=== TASK DESCRIPTION ===
Transcribe the passage of the blog post on tilemaps and pathfinding below, starting with "On following Ben" and going on through "my current knowledge.......".

[Opening TEXT UNDER STUDY section]

On following Ben Northcott's recomondations about tile maps I followed some links. It led me to an article on gamasultra.com about the "a star" pathfinding algorhythmn. All of the examples led back to a strange interface - a tilemap editor. In typical Ben style... he mentioned in a conversation we had, "that he wished he had the time to make one of these tilemap editors". Clearly he has already...cause the guy is a humble genius. So I figured that he was trying to tell me without belittling me about the relationship between AI and tilemaps. I had never seen one of these before... well I lie... I had, I just didn't know what they did when i saw em in the past. I found a good one at setpixel.com. also found others here and there afterward.

To the best of my current knowledge.......

Theres a similarity between 2d maps and 3d map implentations. If the floor had mild changes in height it wouldnt be an issue. If the floor had serious height you could either deem it unwalkable / preferably not walkable or even slow the speed/ animation based on either the region, or angle of the face below the enemy when traverseing it, if the enemy had to move there.


This center point of a model without tweaking, is at vector(0,0,0). when you move a model in director the vector position is tracked eg. a model whose pivot point is at vector(0,0,0) . If you move the model -> translate(10,0,0). then the models centre point (worldposition) would be (10,0,0). this makes it easy to make a tilemap in 3d as the models position is recorded for you.

I explain this cause the astar scripts spit out a path array eg;
astarPath = [[1,2],[[2,1],[3,1]...etc]

For the purposes of a 3d tilemap Im considering the first value to be an "X" vector value and the second to be a "Z" vector value. As for the "Y" vector value? I will just say its at floor height. In this case it equals zero.

VectorPath = [[vector(100,0,200)],[vector(200,0,100)],[vector(300,0,100)]...etc]

the "astarPath" values are multiplied by the width and position of your tile to make the "VectorPath" values.

Unfortunately I dont know 2D gaming yet...I need to figure out all this stuff on a 2d scale to put into effect all the 2d lingo AI implementations I have found. Over Christmas I'll do it, If I can borrow a computer in NZ.

[Closing TEXT UNDER STUDY section]
[Opening RECORDED DATA section]

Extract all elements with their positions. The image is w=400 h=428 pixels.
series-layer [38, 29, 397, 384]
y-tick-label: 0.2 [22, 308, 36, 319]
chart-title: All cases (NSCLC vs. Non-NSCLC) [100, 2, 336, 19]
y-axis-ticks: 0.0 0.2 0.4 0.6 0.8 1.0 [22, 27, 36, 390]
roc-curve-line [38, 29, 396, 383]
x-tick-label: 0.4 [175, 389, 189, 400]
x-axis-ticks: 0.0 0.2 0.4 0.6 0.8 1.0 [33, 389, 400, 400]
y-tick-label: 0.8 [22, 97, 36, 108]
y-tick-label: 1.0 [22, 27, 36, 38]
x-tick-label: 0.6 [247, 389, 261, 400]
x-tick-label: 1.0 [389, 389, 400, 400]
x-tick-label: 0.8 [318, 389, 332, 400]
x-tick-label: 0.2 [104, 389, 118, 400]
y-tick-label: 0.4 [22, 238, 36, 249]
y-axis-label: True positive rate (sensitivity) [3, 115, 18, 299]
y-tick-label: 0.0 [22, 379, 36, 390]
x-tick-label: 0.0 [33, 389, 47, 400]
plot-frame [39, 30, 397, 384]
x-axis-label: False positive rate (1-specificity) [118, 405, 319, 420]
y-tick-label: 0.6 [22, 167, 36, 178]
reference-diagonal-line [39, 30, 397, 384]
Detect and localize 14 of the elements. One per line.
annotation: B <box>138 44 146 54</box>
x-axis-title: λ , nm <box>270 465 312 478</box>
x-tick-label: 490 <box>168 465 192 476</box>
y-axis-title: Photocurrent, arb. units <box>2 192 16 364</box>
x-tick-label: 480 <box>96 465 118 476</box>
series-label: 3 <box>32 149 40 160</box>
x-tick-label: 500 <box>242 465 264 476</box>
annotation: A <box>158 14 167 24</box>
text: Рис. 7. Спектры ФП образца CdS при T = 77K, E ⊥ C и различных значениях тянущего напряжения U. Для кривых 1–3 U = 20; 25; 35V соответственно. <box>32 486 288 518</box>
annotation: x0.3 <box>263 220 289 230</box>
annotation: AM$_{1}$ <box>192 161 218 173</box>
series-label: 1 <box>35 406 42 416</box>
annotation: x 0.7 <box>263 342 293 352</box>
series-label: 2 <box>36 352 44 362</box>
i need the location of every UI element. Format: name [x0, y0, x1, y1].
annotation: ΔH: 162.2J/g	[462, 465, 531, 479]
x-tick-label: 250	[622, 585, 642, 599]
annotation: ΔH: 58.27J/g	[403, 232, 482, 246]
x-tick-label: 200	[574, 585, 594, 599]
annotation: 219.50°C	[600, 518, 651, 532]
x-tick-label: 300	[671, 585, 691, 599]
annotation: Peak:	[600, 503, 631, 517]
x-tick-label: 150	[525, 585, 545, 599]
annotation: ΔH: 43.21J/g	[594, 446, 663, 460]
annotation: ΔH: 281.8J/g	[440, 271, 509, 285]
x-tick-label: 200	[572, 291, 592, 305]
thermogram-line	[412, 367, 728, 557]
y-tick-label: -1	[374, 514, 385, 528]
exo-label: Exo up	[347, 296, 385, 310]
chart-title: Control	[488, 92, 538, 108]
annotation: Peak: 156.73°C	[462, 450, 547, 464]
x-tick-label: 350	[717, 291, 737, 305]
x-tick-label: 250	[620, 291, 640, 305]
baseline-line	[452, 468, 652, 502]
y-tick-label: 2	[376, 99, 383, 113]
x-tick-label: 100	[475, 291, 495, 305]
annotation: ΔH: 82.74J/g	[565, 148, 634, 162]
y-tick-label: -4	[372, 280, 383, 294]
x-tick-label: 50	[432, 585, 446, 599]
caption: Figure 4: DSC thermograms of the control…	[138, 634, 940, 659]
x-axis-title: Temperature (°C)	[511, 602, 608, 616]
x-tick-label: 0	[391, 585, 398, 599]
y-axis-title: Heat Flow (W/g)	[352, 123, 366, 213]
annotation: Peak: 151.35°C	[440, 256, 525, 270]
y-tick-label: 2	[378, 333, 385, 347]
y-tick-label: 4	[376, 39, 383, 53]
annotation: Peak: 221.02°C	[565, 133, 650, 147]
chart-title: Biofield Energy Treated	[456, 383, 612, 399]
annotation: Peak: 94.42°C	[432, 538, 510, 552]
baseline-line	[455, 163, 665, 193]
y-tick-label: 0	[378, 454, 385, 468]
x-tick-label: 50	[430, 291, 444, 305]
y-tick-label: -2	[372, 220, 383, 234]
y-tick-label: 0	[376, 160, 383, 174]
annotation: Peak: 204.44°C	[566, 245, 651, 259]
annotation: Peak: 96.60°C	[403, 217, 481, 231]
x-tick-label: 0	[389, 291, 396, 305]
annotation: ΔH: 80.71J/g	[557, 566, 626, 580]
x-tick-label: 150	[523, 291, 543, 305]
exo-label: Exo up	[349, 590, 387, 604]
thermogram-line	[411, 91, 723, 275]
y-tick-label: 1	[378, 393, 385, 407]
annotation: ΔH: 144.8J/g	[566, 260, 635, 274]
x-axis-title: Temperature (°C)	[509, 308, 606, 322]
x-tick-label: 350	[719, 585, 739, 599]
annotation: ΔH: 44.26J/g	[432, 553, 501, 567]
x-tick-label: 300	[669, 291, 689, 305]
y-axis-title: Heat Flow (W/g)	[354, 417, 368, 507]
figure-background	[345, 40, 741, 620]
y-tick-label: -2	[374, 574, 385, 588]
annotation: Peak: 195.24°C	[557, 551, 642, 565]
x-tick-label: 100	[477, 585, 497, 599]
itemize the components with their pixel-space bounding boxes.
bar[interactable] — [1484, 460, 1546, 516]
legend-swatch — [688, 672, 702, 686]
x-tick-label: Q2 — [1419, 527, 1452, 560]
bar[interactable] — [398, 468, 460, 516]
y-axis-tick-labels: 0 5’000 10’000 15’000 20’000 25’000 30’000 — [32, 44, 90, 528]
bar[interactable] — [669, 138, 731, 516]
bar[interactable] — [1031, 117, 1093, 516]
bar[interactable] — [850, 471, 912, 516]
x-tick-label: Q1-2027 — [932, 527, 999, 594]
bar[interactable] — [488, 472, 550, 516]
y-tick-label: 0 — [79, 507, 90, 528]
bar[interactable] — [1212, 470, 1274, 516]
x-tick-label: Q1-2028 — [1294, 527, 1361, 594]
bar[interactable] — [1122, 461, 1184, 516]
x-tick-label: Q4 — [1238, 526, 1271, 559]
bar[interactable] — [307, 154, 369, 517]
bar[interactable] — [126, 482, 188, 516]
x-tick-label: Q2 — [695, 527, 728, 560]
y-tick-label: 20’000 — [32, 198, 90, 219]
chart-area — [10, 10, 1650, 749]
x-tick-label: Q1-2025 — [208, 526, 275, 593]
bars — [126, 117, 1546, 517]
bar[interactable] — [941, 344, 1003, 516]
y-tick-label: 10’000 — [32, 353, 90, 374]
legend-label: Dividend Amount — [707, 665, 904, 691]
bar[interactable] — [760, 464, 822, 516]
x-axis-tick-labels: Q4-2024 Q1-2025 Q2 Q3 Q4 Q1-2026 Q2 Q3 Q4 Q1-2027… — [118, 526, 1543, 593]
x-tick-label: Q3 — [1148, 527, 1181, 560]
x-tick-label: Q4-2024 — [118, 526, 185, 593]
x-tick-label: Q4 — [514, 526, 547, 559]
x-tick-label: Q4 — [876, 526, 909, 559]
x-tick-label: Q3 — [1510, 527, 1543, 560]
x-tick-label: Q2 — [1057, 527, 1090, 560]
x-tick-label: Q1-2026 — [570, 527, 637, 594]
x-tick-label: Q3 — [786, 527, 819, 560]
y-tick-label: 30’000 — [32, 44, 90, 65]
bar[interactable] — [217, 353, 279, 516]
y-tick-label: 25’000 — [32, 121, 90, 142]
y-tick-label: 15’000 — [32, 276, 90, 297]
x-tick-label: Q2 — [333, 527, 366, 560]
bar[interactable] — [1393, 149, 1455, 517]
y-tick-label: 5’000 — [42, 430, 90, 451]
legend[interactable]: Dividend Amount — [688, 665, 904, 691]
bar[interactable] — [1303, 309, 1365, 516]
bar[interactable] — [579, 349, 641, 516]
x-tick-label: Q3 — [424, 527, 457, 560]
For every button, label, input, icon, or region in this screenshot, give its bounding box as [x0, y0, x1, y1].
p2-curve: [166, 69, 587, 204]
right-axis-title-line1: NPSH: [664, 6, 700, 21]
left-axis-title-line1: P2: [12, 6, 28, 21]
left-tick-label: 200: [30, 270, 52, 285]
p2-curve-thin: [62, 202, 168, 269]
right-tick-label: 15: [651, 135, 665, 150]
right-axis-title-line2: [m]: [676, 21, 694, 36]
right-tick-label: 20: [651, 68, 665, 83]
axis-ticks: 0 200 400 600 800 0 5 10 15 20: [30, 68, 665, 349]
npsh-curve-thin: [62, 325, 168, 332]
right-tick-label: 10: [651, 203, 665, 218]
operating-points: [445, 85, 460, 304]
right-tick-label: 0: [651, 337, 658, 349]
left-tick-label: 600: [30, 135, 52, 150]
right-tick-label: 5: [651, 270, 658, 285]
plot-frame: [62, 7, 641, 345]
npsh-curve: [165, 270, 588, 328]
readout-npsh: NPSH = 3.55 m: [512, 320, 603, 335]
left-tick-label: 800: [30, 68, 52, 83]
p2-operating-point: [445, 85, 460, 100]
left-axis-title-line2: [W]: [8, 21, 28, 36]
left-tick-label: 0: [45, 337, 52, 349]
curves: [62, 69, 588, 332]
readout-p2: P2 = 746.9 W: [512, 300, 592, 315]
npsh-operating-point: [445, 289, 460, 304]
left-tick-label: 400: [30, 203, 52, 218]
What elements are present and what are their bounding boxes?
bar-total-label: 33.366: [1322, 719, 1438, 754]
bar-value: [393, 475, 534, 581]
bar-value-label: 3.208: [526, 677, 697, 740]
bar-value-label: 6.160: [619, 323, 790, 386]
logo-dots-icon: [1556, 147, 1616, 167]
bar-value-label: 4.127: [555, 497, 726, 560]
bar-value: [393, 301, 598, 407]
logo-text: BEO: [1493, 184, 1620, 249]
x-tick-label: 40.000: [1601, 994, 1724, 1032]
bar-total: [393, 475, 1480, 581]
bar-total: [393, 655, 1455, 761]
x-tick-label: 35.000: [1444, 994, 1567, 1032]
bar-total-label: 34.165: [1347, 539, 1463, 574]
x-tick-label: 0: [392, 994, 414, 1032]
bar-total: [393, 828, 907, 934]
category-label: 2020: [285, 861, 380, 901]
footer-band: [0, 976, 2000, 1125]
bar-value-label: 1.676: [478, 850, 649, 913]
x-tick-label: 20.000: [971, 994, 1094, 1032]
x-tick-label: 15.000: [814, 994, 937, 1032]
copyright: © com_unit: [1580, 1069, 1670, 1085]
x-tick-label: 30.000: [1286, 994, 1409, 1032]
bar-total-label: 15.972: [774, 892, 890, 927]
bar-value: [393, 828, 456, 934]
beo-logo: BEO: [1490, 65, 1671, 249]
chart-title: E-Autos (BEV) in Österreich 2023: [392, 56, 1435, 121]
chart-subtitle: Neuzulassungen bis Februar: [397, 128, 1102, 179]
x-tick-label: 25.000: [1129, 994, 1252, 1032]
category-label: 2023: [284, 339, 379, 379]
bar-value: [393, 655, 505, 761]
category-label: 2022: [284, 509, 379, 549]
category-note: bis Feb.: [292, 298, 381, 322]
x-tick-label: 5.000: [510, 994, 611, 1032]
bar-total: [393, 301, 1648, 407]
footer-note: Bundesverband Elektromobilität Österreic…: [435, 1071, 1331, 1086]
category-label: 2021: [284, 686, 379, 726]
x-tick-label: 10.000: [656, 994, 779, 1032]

[Closing RECORDED DATA section]

=== RESPONSE AREA ===
On following Ben Northcott's recomondations about tile maps I followed some links. It led me to an article on gamasultra.com about the "a star" pathfinding algorhythmn. All of the examples led back to a strange interface - a tilemap editor. In typical Ben style... he mentioned in a conversation we had, "that he wished he had the time to make one of these tilemap editors". Clearly he has already...cause the guy is a humble genius. So I figured that he was trying to tell me without belittling me about the relationship between AI and tilemaps. I had never seen one of these before... well I lie... I had, I just didn't know what they did when i saw em in the past. I found a good one at setpixel.com. also found others here and there afterward.

To the best of my current knowledge.......